**Consigne**
Recopiez en entier le texte sur la militarisation en Méditerranée orientale, sans y changer un seul mot.

**Texte fourni**
- - - - -

Militarisation en Méditerranée orientale

Menace d’une guerre gréco-turque

De nombreuses forces aériennes et navales des Etats impérialistes occidentaux sont rassemblées dans la Méditerranée orientale, « coexistence compétitive » de grands navires de guerre dotés d’une puissance de feu significative.

photo et article tirés de NPA 29

Les navires de la Marine états-unienne, qui opèrent à partir de la grande base navale de Souda, sur l’île de Crète, forment le plus fort contingent. Cette base est considérée comme étant d’une importance stratégique cruciale pour les Etats-Unis, en tant que principal pilier de son « arc d’endiguement » qui s’étend de la Pologne à Israël.

Récemment, le Parlement grec a approuvé un nouvel accord militaire entre la Grèce et les Etats-Unis [le 5 octobre 2019 entre Mike Pompeo et Nikolaos Dendias, ministre des Affaires étrangères], qui rend permanente la présence de bases militaires américaines en Grèce. Ce qui place l’alliance entre les deux Etats au rang de « partenariat stratégique ». Cet accord a été salué par Mike Pompeo et célébré par tous les partis politiques grecs – à l’exception de la gauche radicale, qui a protesté dans la rue.

L’accord a été préparé par le gouvernement SYRIZA d’Alexis Tsipras, puis il a été signé par le gouvernement de la Nouvelle Démocratie sous Kyriakos Mitsotakis.

A l’intérieur du pays, outre la base de Souda qui ne cesse de s’agrandir, les Etats-Unis disposent désormais de grands aérodromes militaires, de bases de transport et de ravitaillement pour les forces d’« intervention rapide » et de bases fixes pour les « armes stratégiques » modernes (comprenant probablement les armes nucléaires dites « petites »).

- - - - -

**Extrait de données**

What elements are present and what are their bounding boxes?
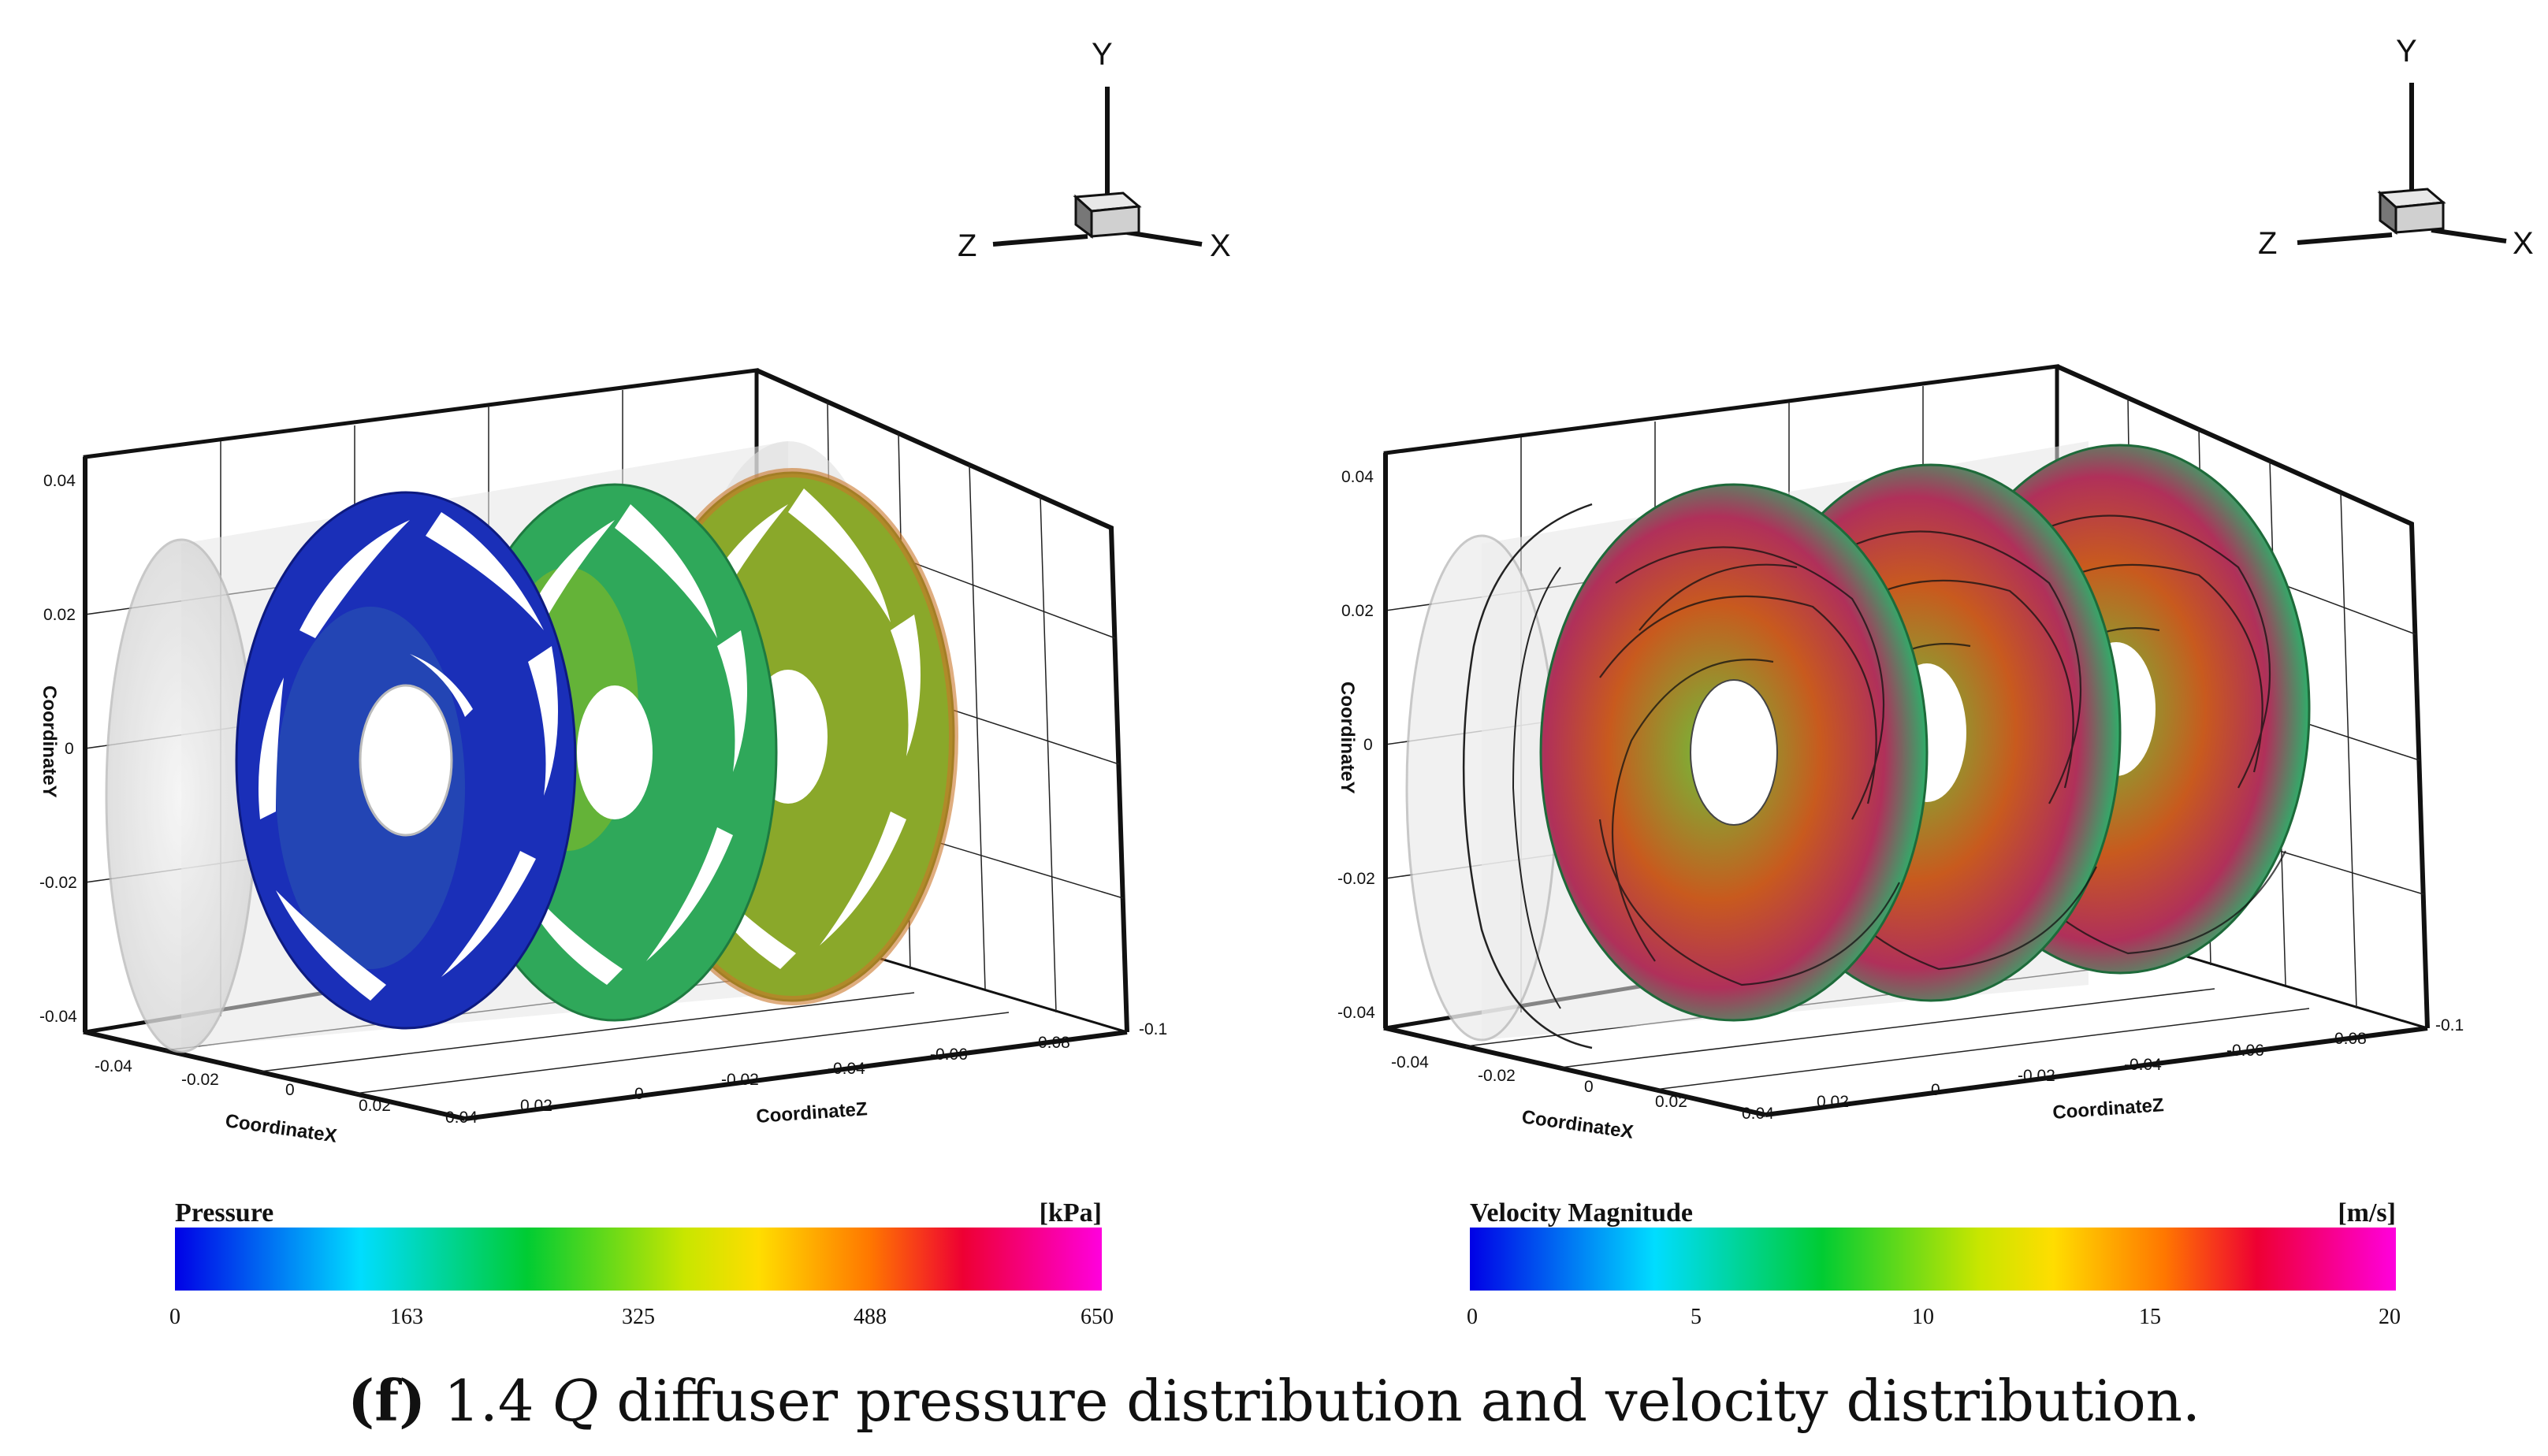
z-ticks: 0.02 0 -0.02 -0.04 -0.06 -0.08 -0.1 xyxy=(1817,1016,2464,1111)
x-tick: -0.02 xyxy=(181,1071,219,1089)
colorbar-tick: 5 xyxy=(1691,1305,1702,1329)
velocity-figure: Y Z X xyxy=(1337,34,2534,1329)
z-tick: -0.02 xyxy=(2018,1067,2055,1085)
caption-q: Q xyxy=(552,1368,599,1434)
colorbar-tick: 650 xyxy=(1081,1305,1114,1329)
z-tick: -0.08 xyxy=(1032,1034,1070,1052)
axis-triad: Y Z X xyxy=(2258,34,2534,261)
z-ticks: 0.02 0 -0.02 -0.04 -0.06 -0.08 -0.1 xyxy=(520,1020,1167,1115)
x-axis-title: CoordinateX xyxy=(1520,1106,1635,1143)
z-tick: 0 xyxy=(634,1085,644,1103)
z-tick: -0.1 xyxy=(1139,1020,1167,1038)
triad-x-label: X xyxy=(1210,228,1231,263)
y-axis-title: CoordinateY xyxy=(39,685,60,798)
pressure-figure: Y Z X xyxy=(39,37,1231,1329)
y-tick: -0.04 xyxy=(1337,1004,1375,1022)
z-axis-title: CoordinateZ xyxy=(2052,1094,2165,1124)
triad-y-label: Y xyxy=(1092,37,1113,72)
colorbar-gradient xyxy=(175,1228,1102,1291)
colorbar-tick: 0 xyxy=(169,1305,180,1329)
y-ticks: 0.04 0.02 0 -0.02 -0.04 xyxy=(1337,468,1375,1022)
y-tick: 0.04 xyxy=(1341,468,1374,486)
x-tick: -0.04 xyxy=(95,1057,132,1075)
y-tick: -0.02 xyxy=(1337,870,1375,888)
z-tick: -0.06 xyxy=(2226,1042,2264,1060)
panel-pressure: Y Z X xyxy=(0,0,1274,1355)
impeller-1 xyxy=(235,491,577,1030)
x-ticks: -0.04 -0.02 0 0.02 0.04 xyxy=(95,1057,478,1127)
triad-y-label: Y xyxy=(2396,34,2417,69)
z-tick: -0.1 xyxy=(2435,1016,2464,1034)
z-tick: 0 xyxy=(1931,1081,1940,1099)
impeller-1 xyxy=(1539,483,1929,1022)
y-tick: 0.02 xyxy=(1341,602,1374,620)
caption-factor: 1.4 xyxy=(444,1368,534,1434)
y-tick: 0 xyxy=(1363,736,1373,754)
y-tick: 0 xyxy=(65,740,74,758)
panel-velocity: Y Z X xyxy=(1293,0,2548,1355)
figure-caption: (f) 1.4 Q diffuser pressure distribution… xyxy=(0,1367,2548,1434)
x-tick: -0.02 xyxy=(1478,1067,1516,1085)
x-axis-title: CoordinateX xyxy=(224,1110,338,1147)
z-tick: 0.02 xyxy=(520,1097,552,1115)
colorbar-unit: [m/s] xyxy=(2338,1198,2396,1228)
triad-x-label: X xyxy=(2513,226,2534,261)
colorbar-gradient xyxy=(1470,1228,2396,1291)
z-axis-title: CoordinateZ xyxy=(756,1098,869,1127)
x-ticks: -0.04 -0.02 0 0.02 0.04 xyxy=(1391,1053,1774,1123)
y-ticks: 0.04 0.02 0 -0.02 -0.04 xyxy=(39,472,77,1026)
colorbar: Velocity Magnitude [m/s] 0 5 10 15 20 xyxy=(1467,1198,2401,1329)
axis-triad: Y Z X xyxy=(958,37,1231,263)
colorbar-tick: 15 xyxy=(2139,1305,2161,1329)
z-tick: -0.08 xyxy=(2329,1030,2367,1048)
colorbar-tick: 20 xyxy=(2379,1305,2401,1329)
colorbar-title: Pressure xyxy=(175,1198,273,1228)
z-tick: -0.06 xyxy=(930,1046,968,1064)
colorbar-tick: 163 xyxy=(390,1305,423,1329)
caption-label: (f) xyxy=(348,1367,426,1434)
x-tick: 0.04 xyxy=(445,1109,478,1127)
triad-z-label: Z xyxy=(958,228,976,263)
y-axis-title: CoordinateY xyxy=(1337,682,1358,794)
x-tick: 0 xyxy=(285,1081,295,1099)
streamline xyxy=(1512,566,1561,1009)
colorbar-tick: 325 xyxy=(622,1305,655,1329)
colorbar-tick: 10 xyxy=(1912,1305,1934,1329)
x-tick: 0.02 xyxy=(1655,1093,1687,1111)
x-tick: 0.04 xyxy=(1742,1105,1774,1123)
z-tick: -0.04 xyxy=(2124,1056,2162,1074)
y-tick: 0.02 xyxy=(43,606,76,624)
y-tick: -0.02 xyxy=(39,874,77,892)
x-tick: -0.04 xyxy=(1391,1053,1429,1072)
x-tick: 0.02 xyxy=(359,1097,391,1115)
colorbar-title: Velocity Magnitude xyxy=(1470,1198,1693,1228)
z-tick: -0.02 xyxy=(721,1071,759,1089)
y-tick: -0.04 xyxy=(39,1008,77,1026)
colorbar-tick: 0 xyxy=(1467,1305,1478,1329)
z-tick: -0.04 xyxy=(828,1060,865,1078)
streamline xyxy=(1462,503,1593,1049)
colorbar-tick: 488 xyxy=(854,1305,887,1329)
caption-text: diffuser pressure distribution and veloc… xyxy=(616,1368,2200,1434)
colorbar: Pressure [kPa] 0 163 325 488 650 xyxy=(169,1198,1114,1329)
triad-z-label: Z xyxy=(2258,226,2277,261)
x-tick: 0 xyxy=(1584,1078,1594,1096)
z-tick: 0.02 xyxy=(1817,1093,1849,1111)
y-tick: 0.04 xyxy=(43,472,76,490)
colorbar-unit: [kPa] xyxy=(1040,1198,1102,1228)
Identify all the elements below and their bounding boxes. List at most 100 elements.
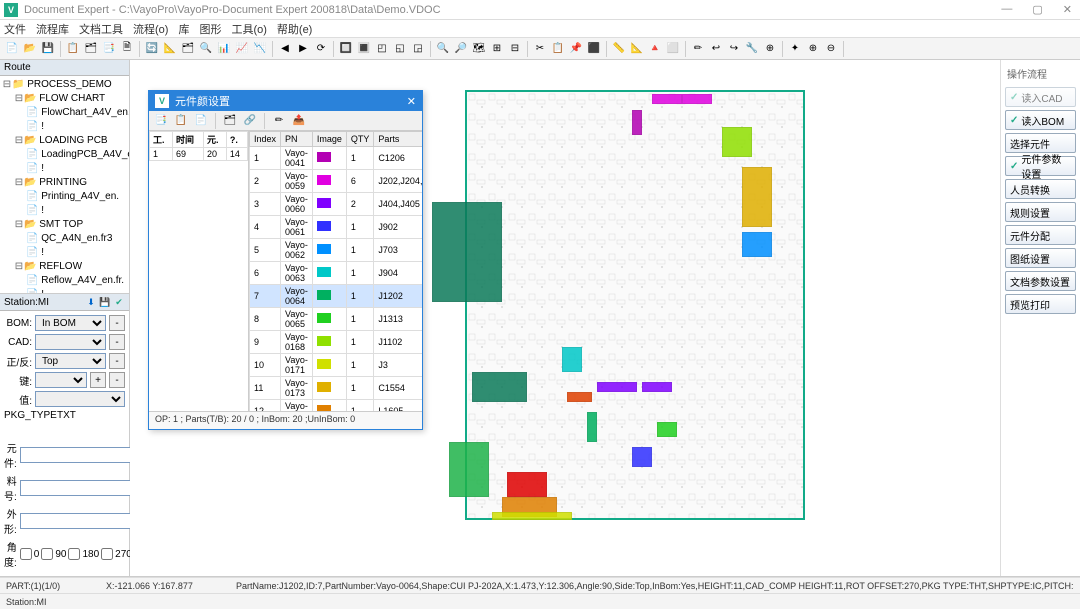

- - - - -

**Corrigé**
Militarisation en Méditerranée orientale

Menace d’une guerre gréco-turque

De nombreuses forces aériennes et navales des Etats impérialistes occidentaux sont rassemblées dans la Méditerranée orientale, « coexistence compétitive » de grands navires de guerre dotés d’une puissance de feu significative.

photo et article tirés de NPA 29

Les navires de la Marine états-unienne, qui opèrent à partir de la grande base navale de Souda, sur l’île de Crète, forment le plus fort contingent. Cette base est considérée comme étant d’une importance stratégique cruciale pour les Etats-Unis, en tant que principal pilier de son « arc d’endiguement » qui s’étend de la Pologne à Israël.

Récemment, le Parlement grec a approuvé un nouvel accord militaire entre la Grèce et les Etats-Unis [le 5 octobre 2019 entre Mike Pompeo et Nikolaos Dendias, ministre des Affaires étrangères], qui rend permanente la présence de bases militaires américaines en Grèce. Ce qui place l’alliance entre les deux Etats au rang de « partenariat stratégique ». Cet accord a été salué par Mike Pompeo et célébré par tous les partis politiques grecs – à l’exception de la gauche radicale, qui a protesté dans la rue.

L’accord a été préparé par le gouvernement SYRIZA d’Alexis Tsipras, puis il a été signé par le gouvernement de la Nouvelle Démocratie sous Kyriakos Mitsotakis.

A l’intérieur du pays, outre la base de Souda qui ne cesse de s’agrandir, les Etats-Unis disposent désormais de grands aérodromes militaires, de bases de transport et de ravitaillement pour les forces d’« intervention rapide » et de bases fixes pour les « armes stratégiques » modernes (comprenant probablement les armes nucléaires dites « petites »).